» Dataset records:
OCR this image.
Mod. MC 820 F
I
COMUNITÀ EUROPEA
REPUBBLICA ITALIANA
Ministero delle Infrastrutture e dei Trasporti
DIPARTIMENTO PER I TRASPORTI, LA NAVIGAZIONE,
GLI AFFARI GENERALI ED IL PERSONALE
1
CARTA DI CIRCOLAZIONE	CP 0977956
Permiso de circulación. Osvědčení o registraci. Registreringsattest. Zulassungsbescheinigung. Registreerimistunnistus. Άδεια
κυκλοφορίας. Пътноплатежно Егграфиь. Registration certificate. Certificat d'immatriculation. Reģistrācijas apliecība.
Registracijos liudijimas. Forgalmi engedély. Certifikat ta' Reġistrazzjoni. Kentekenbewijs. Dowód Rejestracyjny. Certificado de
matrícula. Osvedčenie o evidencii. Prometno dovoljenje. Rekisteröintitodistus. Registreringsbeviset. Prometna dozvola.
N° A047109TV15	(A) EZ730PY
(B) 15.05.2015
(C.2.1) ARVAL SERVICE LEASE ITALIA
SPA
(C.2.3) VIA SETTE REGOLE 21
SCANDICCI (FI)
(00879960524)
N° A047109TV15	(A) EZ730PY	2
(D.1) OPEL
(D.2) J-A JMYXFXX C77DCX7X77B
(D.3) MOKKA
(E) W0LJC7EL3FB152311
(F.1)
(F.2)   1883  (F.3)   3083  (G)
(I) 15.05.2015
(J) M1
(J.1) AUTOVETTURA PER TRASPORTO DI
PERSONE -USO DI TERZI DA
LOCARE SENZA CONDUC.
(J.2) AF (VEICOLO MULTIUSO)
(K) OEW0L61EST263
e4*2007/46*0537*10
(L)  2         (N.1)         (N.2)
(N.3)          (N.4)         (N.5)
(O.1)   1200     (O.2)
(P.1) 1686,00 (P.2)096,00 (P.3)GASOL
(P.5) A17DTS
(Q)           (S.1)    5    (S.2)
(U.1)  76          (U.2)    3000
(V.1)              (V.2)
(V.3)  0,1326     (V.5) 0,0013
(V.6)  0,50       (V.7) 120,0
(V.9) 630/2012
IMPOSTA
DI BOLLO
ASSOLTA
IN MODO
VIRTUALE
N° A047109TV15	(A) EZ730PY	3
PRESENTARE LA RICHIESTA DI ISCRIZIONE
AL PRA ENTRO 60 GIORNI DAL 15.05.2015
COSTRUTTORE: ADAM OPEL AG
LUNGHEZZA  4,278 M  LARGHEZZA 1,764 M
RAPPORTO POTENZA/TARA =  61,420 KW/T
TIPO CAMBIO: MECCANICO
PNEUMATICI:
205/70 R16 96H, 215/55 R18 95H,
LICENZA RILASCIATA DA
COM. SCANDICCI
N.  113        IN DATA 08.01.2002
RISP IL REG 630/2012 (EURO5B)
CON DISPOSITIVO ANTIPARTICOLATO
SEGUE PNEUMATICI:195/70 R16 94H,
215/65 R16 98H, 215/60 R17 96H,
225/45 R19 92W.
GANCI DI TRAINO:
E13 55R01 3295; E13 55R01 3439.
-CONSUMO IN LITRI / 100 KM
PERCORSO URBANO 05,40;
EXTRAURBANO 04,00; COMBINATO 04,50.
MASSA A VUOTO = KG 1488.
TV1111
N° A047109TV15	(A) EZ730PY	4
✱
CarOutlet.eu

» Exercise prompt: The answer is a single number, the count of lines in the records that contain the string "PNEUMATICI".

» Completed task: 2